> [JOB] Produce an exact copy of all the data below, dropping every image.

> [MATERIAL FOR THE TASK]
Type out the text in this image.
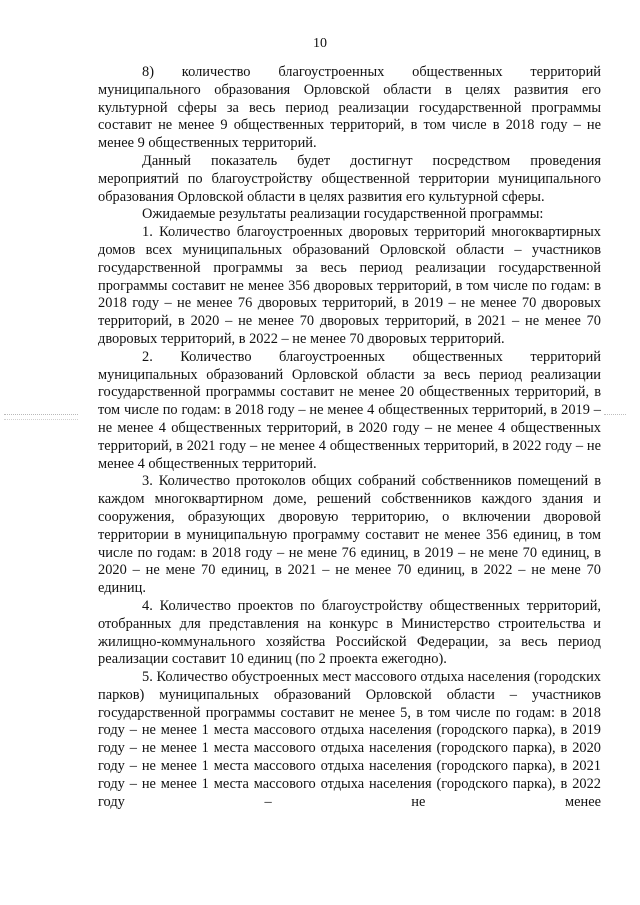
10

8) количество благоустроенных общественных территорий муниципального образования Орловской области в целях развития его культурной сферы за весь период реализации государственной программы составит не менее 9 общественных территорий, в том числе в 2018 году – не менее 9 общественных территорий.

Данный показатель будет достигнут посредством проведения мероприятий по благоустройству общественной территории муниципального образования Орловской области в целях развития его культурной сферы.

Ожидаемые результаты реализации государственной программы:

1. Количество благоустроенных дворовых территорий многоквартирных домов всех муниципальных образований Орловской области – участников государственной программы за весь период реализации государственной программы составит не менее 356 дворовых территорий, в том числе по годам: в 2018 году – не менее 76 дворовых территорий, в 2019 – не менее 70 дворовых территорий, в 2020 – не менее 70 дворовых территорий, в 2021 – не менее 70 дворовых территорий, в 2022 – не менее 70 дворовых территорий.

2. Количество благоустроенных общественных территорий муниципальных образований Орловской области за весь период реализации государственной программы составит не менее 20 общественных территорий, в том числе по годам: в 2018 году – не менее 4 общественных территорий, в 2019 – не менее 4 общественных территорий, в 2020 году – не менее 4 общественных территорий, в 2021 году – не менее 4 общественных территорий, в 2022 году – не менее 4 общественных территорий.

3. Количество протоколов общих собраний собственников помещений в каждом многоквартирном доме, решений собственников каждого здания и сооружения, образующих дворовую территорию, о включении дворовой территории в муниципальную программу составит не менее 356 единиц, в том числе по годам: в 2018 году – не мене 76 единиц, в 2019 – не мене 70 единиц, в 2020 – не мене 70 единиц, в 2021 – не менее 70 единиц, в 2022 – не мене 70 единиц.

4. Количество проектов по благоустройству общественных территорий, отобранных для представления на конкурс в Министерство строительства и жилищно-коммунального хозяйства Российской Федерации, за весь период реализации составит 10 единиц (по 2 проекта ежегодно).

5. Количество обустроенных мест массового отдыха населения (городских парков) муниципальных образований Орловской области – участников государственной программы составит не менее 5, в том числе по годам: в 2018 году – не менее 1 места массового отдыха населения (городского парка), в 2019 году – не менее 1 места массового отдыха населения (городского парка), в 2020 году – не менее 1 места массового отдыха населения (городского парка), в 2021 году – не менее 1 места массового отдыха населения (городского парка), в 2022 году – не менее
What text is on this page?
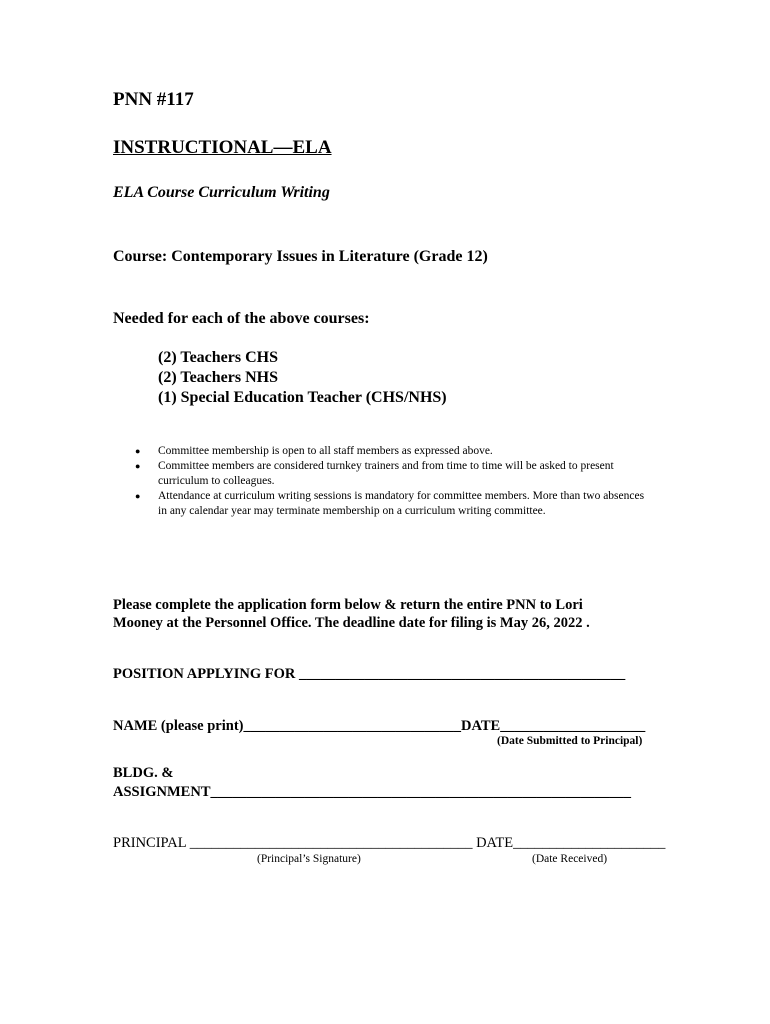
PNN #117
INSTRUCTIONAL—ELA
ELA Course Curriculum Writing
Course: Contemporary Issues in Literature (Grade 12)
Needed for each of the above courses:
(2) Teachers CHS
(2) Teachers NHS
(1) Special Education Teacher (CHS/NHS)
● Committee membership is open to all staff members as expressed above.
● Committee members are considered turnkey trainers and from time to time will be asked to present curriculum to colleagues.
● Attendance at curriculum writing sessions is mandatory for committee members. More than two absences in any calendar year may terminate membership on a curriculum writing committee.
Please complete the application form below & return the entire PNN to Lori
Mooney at the Personnel Office. The deadline date for filing is May 26, 2022 .
POSITION APPLYING FOR _____________________________________________
NAME (please print)______________________________DATE____________________
(Date Submitted to Principal)
BLDG. &
ASSIGNMENT__________________________________________________________
PRINCIPAL _______________________________________ DATE_____________________
(Principal’s Signature)	(Date Received)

> [SOLUTION TO THIS EXERCISE]
Type out the text in this image.
10

8) количество благоустроенных общественных территорий муниципального образования Орловской области в целях развития его культурной сферы за весь период реализации государственной программы составит не менее 9 общественных территорий, в том числе в 2018 году – не менее 9 общественных территорий.

Данный показатель будет достигнут посредством проведения мероприятий по благоустройству общественной территории муниципального образования Орловской области в целях развития его культурной сферы.

Ожидаемые результаты реализации государственной программы:

1. Количество благоустроенных дворовых территорий многоквартирных домов всех муниципальных образований Орловской области – участников государственной программы за весь период реализации государственной программы составит не менее 356 дворовых территорий, в том числе по годам: в 2018 году – не менее 76 дворовых территорий, в 2019 – не менее 70 дворовых территорий, в 2020 – не менее 70 дворовых территорий, в 2021 – не менее 70 дворовых территорий, в 2022 – не менее 70 дворовых территорий.

2. Количество благоустроенных общественных территорий муниципальных образований Орловской области за весь период реализации государственной программы составит не менее 20 общественных территорий, в том числе по годам: в 2018 году – не менее 4 общественных территорий, в 2019 – не менее 4 общественных территорий, в 2020 году – не менее 4 общественных территорий, в 2021 году – не менее 4 общественных территорий, в 2022 году – не менее 4 общественных территорий.

3. Количество протоколов общих собраний собственников помещений в каждом многоквартирном доме, решений собственников каждого здания и сооружения, образующих дворовую территорию, о включении дворовой территории в муниципальную программу составит не менее 356 единиц, в том числе по годам: в 2018 году – не мене 76 единиц, в 2019 – не мене 70 единиц, в 2020 – не мене 70 единиц, в 2021 – не менее 70 единиц, в 2022 – не мене 70 единиц.

4. Количество проектов по благоустройству общественных территорий, отобранных для представления на конкурс в Министерство строительства и жилищно-коммунального хозяйства Российской Федерации, за весь период реализации составит 10 единиц (по 2 проекта ежегодно).

5. Количество обустроенных мест массового отдыха населения (городских парков) муниципальных образований Орловской области – участников государственной программы составит не менее 5, в том числе по годам: в 2018 году – не менее 1 места массового отдыха населения (городского парка), в 2019 году – не менее 1 места массового отдыха населения (городского парка), в 2020 году – не менее 1 места массового отдыха населения (городского парка), в 2021 году – не менее 1 места массового отдыха населения (городского парка), в 2022 году – не менее
What text is on this page?
PNN #117
INSTRUCTIONAL—ELA
ELA Course Curriculum Writing
Course: Contemporary Issues in Literature (Grade 12)
Needed for each of the above courses:
(2) Teachers CHS
(2) Teachers NHS
(1) Special Education Teacher (CHS/NHS)
● Committee membership is open to all staff members as expressed above.
● Committee members are considered turnkey trainers and from time to time will be asked to present curriculum to colleagues.
● Attendance at curriculum writing sessions is mandatory for committee members. More than two absences in any calendar year may terminate membership on a curriculum writing committee.
Please complete the application form below & return the entire PNN to Lori
Mooney at the Personnel Office. The deadline date for filing is May 26, 2022 .
POSITION APPLYING FOR _____________________________________________
NAME (please print)______________________________DATE____________________
(Date Submitted to Principal)
BLDG. &
ASSIGNMENT__________________________________________________________
PRINCIPAL _______________________________________ DATE_____________________
(Principal’s Signature)	(Date Received)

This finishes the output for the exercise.